§ **Aim of the exercise**
State the number of lines in the material below that have "отбора" in them, without any other text.

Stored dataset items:
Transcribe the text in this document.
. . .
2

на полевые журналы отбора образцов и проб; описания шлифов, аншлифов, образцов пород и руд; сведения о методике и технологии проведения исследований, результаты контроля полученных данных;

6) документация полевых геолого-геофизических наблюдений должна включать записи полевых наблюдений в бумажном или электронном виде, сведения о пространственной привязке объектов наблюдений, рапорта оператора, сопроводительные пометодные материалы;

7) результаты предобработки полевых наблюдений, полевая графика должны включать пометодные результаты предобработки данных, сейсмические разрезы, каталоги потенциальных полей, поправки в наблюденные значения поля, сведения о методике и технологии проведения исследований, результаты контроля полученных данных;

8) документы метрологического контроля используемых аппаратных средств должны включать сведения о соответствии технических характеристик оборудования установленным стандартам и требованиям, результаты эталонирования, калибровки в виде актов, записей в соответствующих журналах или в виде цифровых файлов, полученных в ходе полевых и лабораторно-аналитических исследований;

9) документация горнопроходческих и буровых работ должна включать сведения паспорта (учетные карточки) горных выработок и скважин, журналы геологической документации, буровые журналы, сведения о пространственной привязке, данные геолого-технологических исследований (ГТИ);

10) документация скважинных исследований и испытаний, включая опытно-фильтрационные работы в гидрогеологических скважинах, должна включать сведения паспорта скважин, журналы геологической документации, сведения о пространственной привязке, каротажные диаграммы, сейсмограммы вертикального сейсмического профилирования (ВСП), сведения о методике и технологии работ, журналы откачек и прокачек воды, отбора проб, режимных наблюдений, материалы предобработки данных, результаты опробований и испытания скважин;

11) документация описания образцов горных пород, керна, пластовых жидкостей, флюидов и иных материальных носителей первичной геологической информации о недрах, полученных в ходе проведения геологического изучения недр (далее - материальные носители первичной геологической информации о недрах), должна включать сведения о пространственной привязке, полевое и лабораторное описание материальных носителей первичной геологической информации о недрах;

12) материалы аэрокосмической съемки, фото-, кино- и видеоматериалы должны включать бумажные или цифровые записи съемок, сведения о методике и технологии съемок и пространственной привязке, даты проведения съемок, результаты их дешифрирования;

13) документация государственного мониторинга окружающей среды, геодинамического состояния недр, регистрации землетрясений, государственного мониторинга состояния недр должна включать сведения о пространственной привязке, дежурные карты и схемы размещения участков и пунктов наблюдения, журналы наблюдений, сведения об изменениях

§ **The answer**
2